▶ _Exercise goal_: Omit all pictures and give the records below again exactly as written.

** begin Items **

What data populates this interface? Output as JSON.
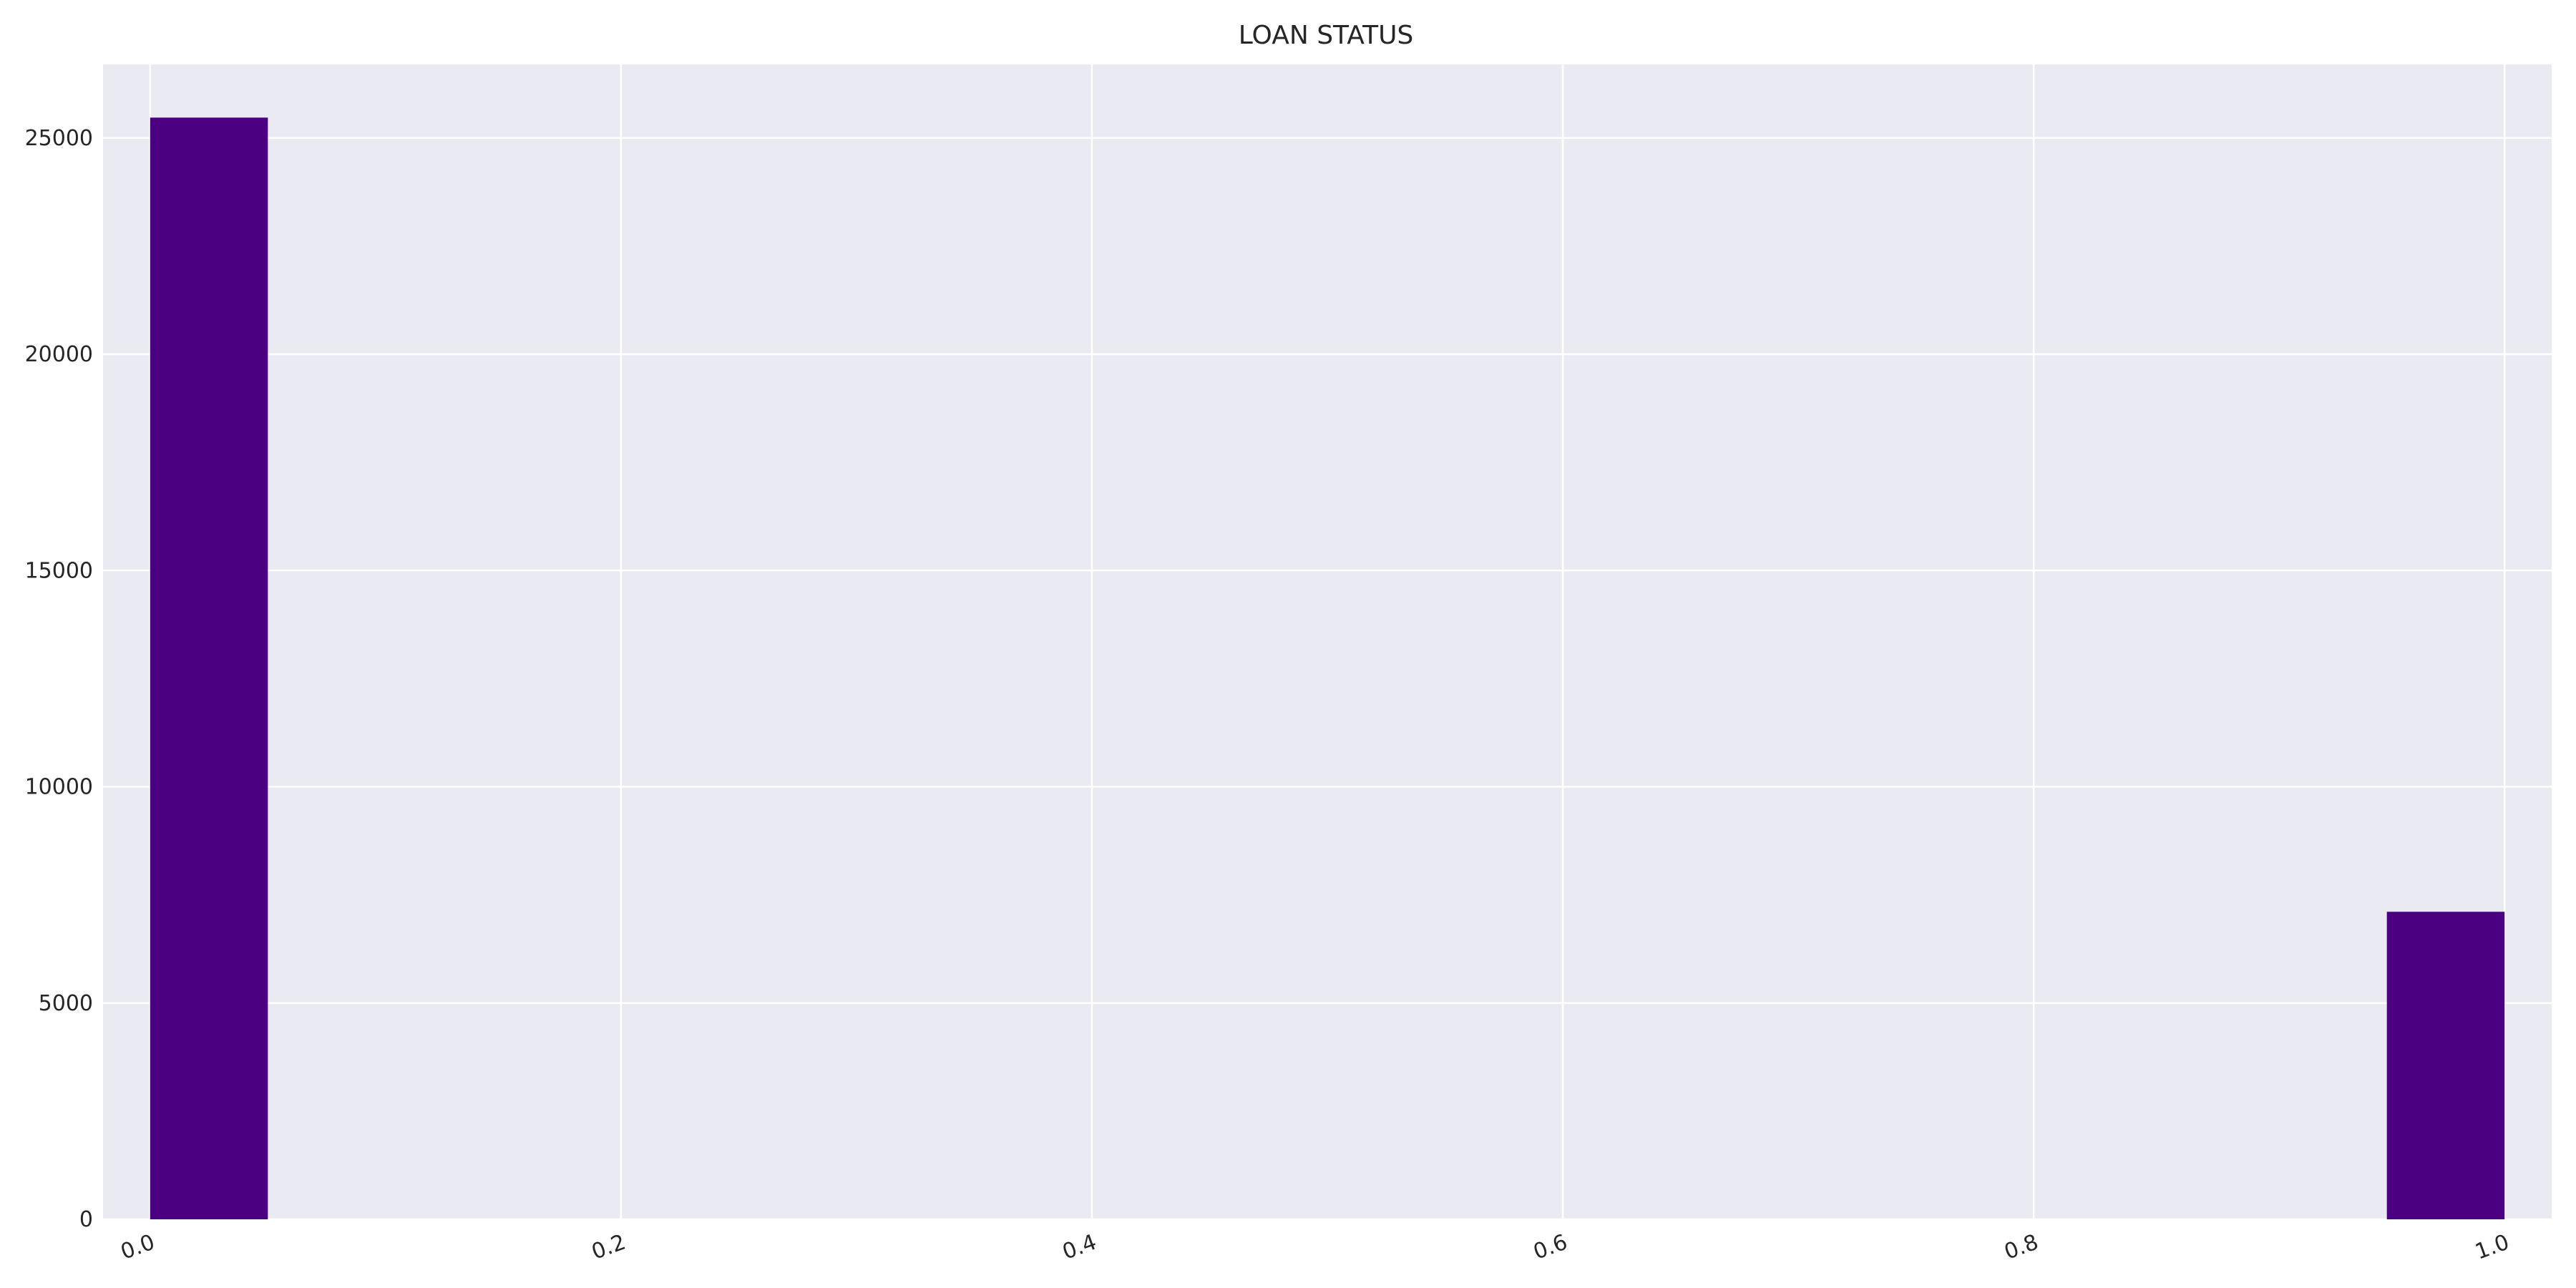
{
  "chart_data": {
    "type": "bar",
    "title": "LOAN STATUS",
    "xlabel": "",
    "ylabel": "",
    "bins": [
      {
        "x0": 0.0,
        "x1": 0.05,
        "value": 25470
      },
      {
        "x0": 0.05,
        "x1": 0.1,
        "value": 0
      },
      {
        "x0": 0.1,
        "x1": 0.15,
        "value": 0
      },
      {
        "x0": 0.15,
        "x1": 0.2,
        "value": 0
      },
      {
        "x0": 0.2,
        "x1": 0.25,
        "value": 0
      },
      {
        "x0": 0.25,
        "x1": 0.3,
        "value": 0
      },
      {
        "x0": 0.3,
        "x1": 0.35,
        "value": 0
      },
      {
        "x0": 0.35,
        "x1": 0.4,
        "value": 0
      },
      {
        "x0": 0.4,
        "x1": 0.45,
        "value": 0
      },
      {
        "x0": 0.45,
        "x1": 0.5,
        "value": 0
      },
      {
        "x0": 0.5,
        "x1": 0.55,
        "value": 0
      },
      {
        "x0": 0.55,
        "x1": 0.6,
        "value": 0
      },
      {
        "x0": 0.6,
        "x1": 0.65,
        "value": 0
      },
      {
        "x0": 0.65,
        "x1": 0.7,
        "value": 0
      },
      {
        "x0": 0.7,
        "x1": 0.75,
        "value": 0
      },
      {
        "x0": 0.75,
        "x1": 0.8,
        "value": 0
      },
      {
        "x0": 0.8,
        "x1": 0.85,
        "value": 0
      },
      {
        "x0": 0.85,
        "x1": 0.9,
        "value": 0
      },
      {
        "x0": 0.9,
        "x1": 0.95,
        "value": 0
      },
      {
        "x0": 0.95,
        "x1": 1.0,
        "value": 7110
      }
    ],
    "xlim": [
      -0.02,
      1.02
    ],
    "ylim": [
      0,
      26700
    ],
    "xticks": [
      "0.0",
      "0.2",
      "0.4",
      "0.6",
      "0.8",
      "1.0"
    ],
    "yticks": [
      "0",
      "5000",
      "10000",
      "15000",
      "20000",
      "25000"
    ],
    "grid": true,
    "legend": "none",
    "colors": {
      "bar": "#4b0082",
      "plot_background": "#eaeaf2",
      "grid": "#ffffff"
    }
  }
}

** end Items **

▶ _Response below_:
What data populates this interface? Output as JSON.
{
  "chart_data": {
    "type": "bar",
    "title": "LOAN STATUS",
    "xlabel": "",
    "ylabel": "",
    "bins": [
      {
        "x0": 0.0,
        "x1": 0.05,
        "value": 25470
      },
      {
        "x0": 0.05,
        "x1": 0.1,
        "value": 0
      },
      {
        "x0": 0.1,
        "x1": 0.15,
        "value": 0
      },
      {
        "x0": 0.15,
        "x1": 0.2,
        "value": 0
      },
      {
        "x0": 0.2,
        "x1": 0.25,
        "value": 0
      },
      {
        "x0": 0.25,
        "x1": 0.3,
        "value": 0
      },
      {
        "x0": 0.3,
        "x1": 0.35,
        "value": 0
      },
      {
        "x0": 0.35,
        "x1": 0.4,
        "value": 0
      },
      {
        "x0": 0.4,
        "x1": 0.45,
        "value": 0
      },
      {
        "x0": 0.45,
        "x1": 0.5,
        "value": 0
      },
      {
        "x0": 0.5,
        "x1": 0.55,
        "value": 0
      },
      {
        "x0": 0.55,
        "x1": 0.6,
        "value": 0
      },
      {
        "x0": 0.6,
        "x1": 0.65,
        "value": 0
      },
      {
        "x0": 0.65,
        "x1": 0.7,
        "value": 0
      },
      {
        "x0": 0.7,
        "x1": 0.75,
        "value": 0
      },
      {
        "x0": 0.75,
        "x1": 0.8,
        "value": 0
      },
      {
        "x0": 0.8,
        "x1": 0.85,
        "value": 0
      },
      {
        "x0": 0.85,
        "x1": 0.9,
        "value": 0
      },
      {
        "x0": 0.9,
        "x1": 0.95,
        "value": 0
      },
      {
        "x0": 0.95,
        "x1": 1.0,
        "value": 7110
      }
    ],
    "xlim": [
      -0.02,
      1.02
    ],
    "ylim": [
      0,
      26700
    ],
    "xticks": [
      "0.0",
      "0.2",
      "0.4",
      "0.6",
      "0.8",
      "1.0"
    ],
    "yticks": [
      "0",
      "5000",
      "10000",
      "15000",
      "20000",
      "25000"
    ],
    "grid": true,
    "legend": "none",
    "colors": {
      "bar": "#4b0082",
      "plot_background": "#eaeaf2",
      "grid": "#ffffff"
    }
  }
}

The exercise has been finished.